Lift out each line of the data that holds "title".

+ + + + + + +

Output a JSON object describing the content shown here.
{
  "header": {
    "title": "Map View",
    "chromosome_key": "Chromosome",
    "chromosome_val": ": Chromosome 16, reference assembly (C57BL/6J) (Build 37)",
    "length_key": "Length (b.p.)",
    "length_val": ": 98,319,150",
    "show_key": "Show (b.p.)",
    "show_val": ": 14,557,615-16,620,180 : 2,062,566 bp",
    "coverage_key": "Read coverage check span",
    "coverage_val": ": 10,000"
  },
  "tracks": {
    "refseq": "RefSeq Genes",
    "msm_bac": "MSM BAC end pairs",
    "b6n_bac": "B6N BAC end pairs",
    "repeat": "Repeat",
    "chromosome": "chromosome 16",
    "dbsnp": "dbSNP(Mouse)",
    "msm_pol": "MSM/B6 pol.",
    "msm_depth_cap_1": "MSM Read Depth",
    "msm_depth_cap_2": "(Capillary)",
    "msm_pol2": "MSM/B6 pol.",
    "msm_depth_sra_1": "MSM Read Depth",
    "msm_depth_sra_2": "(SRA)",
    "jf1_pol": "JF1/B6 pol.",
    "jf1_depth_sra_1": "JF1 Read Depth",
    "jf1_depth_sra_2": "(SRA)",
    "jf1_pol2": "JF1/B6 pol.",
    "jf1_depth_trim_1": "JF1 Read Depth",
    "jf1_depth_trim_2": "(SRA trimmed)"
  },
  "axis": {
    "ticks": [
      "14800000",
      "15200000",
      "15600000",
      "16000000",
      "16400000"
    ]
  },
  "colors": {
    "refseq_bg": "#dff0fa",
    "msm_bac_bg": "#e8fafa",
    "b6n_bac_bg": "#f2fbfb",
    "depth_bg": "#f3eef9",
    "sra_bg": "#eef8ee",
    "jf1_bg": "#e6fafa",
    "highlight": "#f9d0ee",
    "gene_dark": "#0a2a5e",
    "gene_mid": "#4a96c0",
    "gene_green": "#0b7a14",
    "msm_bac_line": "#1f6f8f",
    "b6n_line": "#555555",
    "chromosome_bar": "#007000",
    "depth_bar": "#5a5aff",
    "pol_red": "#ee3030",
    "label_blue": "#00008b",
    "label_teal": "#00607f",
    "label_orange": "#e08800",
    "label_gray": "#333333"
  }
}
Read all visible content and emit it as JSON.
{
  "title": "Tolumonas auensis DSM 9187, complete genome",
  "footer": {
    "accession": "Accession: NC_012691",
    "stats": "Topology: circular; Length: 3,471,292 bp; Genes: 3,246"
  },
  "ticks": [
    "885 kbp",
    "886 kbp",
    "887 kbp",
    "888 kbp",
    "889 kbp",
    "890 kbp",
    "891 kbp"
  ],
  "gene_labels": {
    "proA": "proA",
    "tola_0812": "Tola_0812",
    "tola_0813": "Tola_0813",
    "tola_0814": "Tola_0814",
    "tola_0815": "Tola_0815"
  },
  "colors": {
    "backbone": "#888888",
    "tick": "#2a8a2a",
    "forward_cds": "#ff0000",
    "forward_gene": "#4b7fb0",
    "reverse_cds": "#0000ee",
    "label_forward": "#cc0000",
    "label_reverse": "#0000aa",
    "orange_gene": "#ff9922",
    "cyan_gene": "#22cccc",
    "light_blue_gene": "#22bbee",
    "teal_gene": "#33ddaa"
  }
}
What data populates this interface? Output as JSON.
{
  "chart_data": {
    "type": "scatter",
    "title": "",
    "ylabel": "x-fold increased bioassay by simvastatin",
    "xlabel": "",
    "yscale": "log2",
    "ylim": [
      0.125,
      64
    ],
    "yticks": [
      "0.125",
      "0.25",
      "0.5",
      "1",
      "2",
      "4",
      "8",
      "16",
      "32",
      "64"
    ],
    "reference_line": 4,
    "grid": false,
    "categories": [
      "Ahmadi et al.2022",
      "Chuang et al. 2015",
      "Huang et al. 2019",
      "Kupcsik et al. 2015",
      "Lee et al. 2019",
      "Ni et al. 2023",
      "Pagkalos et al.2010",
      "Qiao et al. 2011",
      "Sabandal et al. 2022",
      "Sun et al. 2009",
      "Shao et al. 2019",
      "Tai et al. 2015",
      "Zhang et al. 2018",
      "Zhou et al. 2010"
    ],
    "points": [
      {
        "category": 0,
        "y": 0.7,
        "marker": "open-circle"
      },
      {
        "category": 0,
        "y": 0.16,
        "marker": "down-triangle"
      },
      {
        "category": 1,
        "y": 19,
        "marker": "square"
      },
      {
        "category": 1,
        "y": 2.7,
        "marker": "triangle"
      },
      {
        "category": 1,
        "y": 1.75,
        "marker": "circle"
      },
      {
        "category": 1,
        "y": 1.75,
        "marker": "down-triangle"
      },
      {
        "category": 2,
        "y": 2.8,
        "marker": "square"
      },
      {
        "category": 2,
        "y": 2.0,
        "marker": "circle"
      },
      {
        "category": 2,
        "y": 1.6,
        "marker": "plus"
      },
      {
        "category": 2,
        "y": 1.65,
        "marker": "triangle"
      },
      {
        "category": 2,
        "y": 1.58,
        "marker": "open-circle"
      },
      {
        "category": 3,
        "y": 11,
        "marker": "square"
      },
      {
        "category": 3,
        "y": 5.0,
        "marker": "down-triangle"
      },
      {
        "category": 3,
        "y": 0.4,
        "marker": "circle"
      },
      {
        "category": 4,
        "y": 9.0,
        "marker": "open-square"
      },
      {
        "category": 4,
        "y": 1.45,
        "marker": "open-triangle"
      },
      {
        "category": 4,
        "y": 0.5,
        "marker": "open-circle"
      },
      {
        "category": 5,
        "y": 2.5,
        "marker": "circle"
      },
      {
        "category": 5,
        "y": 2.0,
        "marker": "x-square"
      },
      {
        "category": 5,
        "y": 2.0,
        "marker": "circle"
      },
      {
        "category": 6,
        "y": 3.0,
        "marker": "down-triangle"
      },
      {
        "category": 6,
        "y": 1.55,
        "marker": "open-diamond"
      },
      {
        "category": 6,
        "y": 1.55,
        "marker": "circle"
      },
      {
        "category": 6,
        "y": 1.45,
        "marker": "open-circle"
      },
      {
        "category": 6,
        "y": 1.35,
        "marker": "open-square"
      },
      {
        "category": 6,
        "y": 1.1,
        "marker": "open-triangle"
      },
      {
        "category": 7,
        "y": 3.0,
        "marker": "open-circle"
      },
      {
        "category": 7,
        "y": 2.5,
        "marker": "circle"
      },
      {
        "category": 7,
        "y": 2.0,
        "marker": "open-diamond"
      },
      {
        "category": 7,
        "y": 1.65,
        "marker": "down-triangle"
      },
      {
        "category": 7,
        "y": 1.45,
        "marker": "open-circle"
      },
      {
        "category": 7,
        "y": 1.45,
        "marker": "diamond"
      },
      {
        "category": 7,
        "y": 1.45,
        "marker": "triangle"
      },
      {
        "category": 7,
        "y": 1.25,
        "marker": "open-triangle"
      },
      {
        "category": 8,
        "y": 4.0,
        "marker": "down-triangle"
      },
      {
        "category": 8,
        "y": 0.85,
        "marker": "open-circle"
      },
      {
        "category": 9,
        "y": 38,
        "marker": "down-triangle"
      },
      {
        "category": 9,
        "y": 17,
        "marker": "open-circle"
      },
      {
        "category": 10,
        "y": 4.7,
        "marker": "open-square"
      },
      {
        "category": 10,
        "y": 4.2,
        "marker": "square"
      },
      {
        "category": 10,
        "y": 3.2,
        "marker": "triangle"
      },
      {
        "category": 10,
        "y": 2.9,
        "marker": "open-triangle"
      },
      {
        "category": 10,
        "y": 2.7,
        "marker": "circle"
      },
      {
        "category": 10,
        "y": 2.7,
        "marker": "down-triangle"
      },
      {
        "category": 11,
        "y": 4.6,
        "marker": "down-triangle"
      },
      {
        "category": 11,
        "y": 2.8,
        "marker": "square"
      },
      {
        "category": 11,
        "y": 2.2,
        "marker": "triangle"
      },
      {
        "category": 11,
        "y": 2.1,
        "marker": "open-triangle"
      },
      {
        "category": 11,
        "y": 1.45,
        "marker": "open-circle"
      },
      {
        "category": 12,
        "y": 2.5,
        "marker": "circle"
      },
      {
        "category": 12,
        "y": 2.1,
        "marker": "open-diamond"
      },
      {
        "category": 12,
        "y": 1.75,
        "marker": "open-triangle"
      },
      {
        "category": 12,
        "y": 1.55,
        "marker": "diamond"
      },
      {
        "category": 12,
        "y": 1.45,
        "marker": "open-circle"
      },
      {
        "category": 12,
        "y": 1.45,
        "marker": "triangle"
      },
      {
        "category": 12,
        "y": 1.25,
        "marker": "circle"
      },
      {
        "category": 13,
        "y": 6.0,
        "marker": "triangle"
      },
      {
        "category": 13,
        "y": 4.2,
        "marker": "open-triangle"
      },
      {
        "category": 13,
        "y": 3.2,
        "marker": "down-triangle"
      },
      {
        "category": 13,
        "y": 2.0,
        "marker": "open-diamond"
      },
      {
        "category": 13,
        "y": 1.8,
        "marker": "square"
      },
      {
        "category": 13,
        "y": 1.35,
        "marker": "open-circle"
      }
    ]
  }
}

+ + + + + + +

* SOLUTION:
    "title": "Map View",
  "title": "Tolumonas auensis DSM 9187, complete genome",
    "title": "",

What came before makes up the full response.